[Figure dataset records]

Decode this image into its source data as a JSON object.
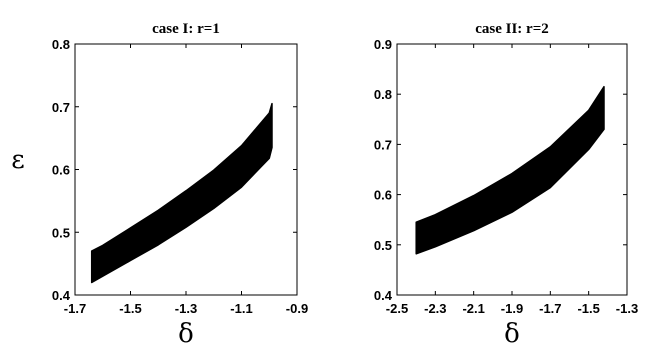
{
  "chart_data": [
    {
      "type": "area",
      "title": "case I: r=1",
      "xlabel": "δ",
      "ylabel": "ε",
      "xlim": [
        -1.7,
        -0.9
      ],
      "ylim": [
        0.4,
        0.8
      ],
      "xticks": [
        -1.7,
        -1.5,
        -1.3,
        -1.1,
        -0.9
      ],
      "yticks": [
        0.4,
        0.5,
        0.6,
        0.7,
        0.8
      ],
      "xtick_labels": [
        "-1.7",
        "-1.5",
        "-1.3",
        "-1.1",
        "-0.9"
      ],
      "ytick_labels": [
        "0.4",
        "0.5",
        "0.6",
        "0.7",
        "0.8"
      ],
      "grid": false,
      "fill_color": "#000000",
      "series": [
        {
          "x": [
            -1.64,
            -1.6,
            -1.5,
            -1.4,
            -1.3,
            -1.2,
            -1.1,
            -1.0,
            -0.99
          ],
          "upper": [
            0.47,
            0.479,
            0.507,
            0.535,
            0.566,
            0.599,
            0.638,
            0.69,
            0.705
          ],
          "lower": [
            0.42,
            0.43,
            0.455,
            0.48,
            0.508,
            0.538,
            0.572,
            0.618,
            0.635
          ]
        }
      ]
    },
    {
      "type": "area",
      "title": "case II: r=2",
      "xlabel": "δ",
      "ylabel": "",
      "xlim": [
        -2.5,
        -1.3
      ],
      "ylim": [
        0.4,
        0.9
      ],
      "xticks": [
        -2.5,
        -2.3,
        -2.1,
        -1.9,
        -1.7,
        -1.5,
        -1.3
      ],
      "yticks": [
        0.4,
        0.5,
        0.6,
        0.7,
        0.8,
        0.9
      ],
      "xtick_labels": [
        "-2.5",
        "-2.3",
        "-2.1",
        "-1.9",
        "-1.7",
        "-1.5",
        "-1.3"
      ],
      "ytick_labels": [
        "0.4",
        "0.5",
        "0.6",
        "0.7",
        "0.8",
        "0.9"
      ],
      "grid": false,
      "fill_color": "#000000",
      "series": [
        {
          "x": [
            -2.4,
            -2.3,
            -2.1,
            -1.9,
            -1.7,
            -1.5,
            -1.42
          ],
          "upper": [
            0.545,
            0.56,
            0.598,
            0.642,
            0.695,
            0.768,
            0.815
          ],
          "lower": [
            0.482,
            0.496,
            0.528,
            0.565,
            0.614,
            0.69,
            0.73
          ]
        }
      ]
    }
  ]
}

*SHORT PROBLEM:* Give the data again exactly as written, with all pictures left out.

*COMPLETE RESPONSE:*
Decode this image into its source data as a JSON object.
{
  "chart_data": [
    {
      "type": "area",
      "title": "case I: r=1",
      "xlabel": "δ",
      "ylabel": "ε",
      "xlim": [
        -1.7,
        -0.9
      ],
      "ylim": [
        0.4,
        0.8
      ],
      "xticks": [
        -1.7,
        -1.5,
        -1.3,
        -1.1,
        -0.9
      ],
      "yticks": [
        0.4,
        0.5,
        0.6,
        0.7,
        0.8
      ],
      "xtick_labels": [
        "-1.7",
        "-1.5",
        "-1.3",
        "-1.1",
        "-0.9"
      ],
      "ytick_labels": [
        "0.4",
        "0.5",
        "0.6",
        "0.7",
        "0.8"
      ],
      "grid": false,
      "fill_color": "#000000",
      "series": [
        {
          "x": [
            -1.64,
            -1.6,
            -1.5,
            -1.4,
            -1.3,
            -1.2,
            -1.1,
            -1.0,
            -0.99
          ],
          "upper": [
            0.47,
            0.479,
            0.507,
            0.535,
            0.566,
            0.599,
            0.638,
            0.69,
            0.705
          ],
          "lower": [
            0.42,
            0.43,
            0.455,
            0.48,
            0.508,
            0.538,
            0.572,
            0.618,
            0.635
          ]
        }
      ]
    },
    {
      "type": "area",
      "title": "case II: r=2",
      "xlabel": "δ",
      "ylabel": "",
      "xlim": [
        -2.5,
        -1.3
      ],
      "ylim": [
        0.4,
        0.9
      ],
      "xticks": [
        -2.5,
        -2.3,
        -2.1,
        -1.9,
        -1.7,
        -1.5,
        -1.3
      ],
      "yticks": [
        0.4,
        0.5,
        0.6,
        0.7,
        0.8,
        0.9
      ],
      "xtick_labels": [
        "-2.5",
        "-2.3",
        "-2.1",
        "-1.9",
        "-1.7",
        "-1.5",
        "-1.3"
      ],
      "ytick_labels": [
        "0.4",
        "0.5",
        "0.6",
        "0.7",
        "0.8",
        "0.9"
      ],
      "grid": false,
      "fill_color": "#000000",
      "series": [
        {
          "x": [
            -2.4,
            -2.3,
            -2.1,
            -1.9,
            -1.7,
            -1.5,
            -1.42
          ],
          "upper": [
            0.545,
            0.56,
            0.598,
            0.642,
            0.695,
            0.768,
            0.815
          ],
          "lower": [
            0.482,
            0.496,
            0.528,
            0.565,
            0.614,
            0.69,
            0.73
          ]
        }
      ]
    }
  ]
}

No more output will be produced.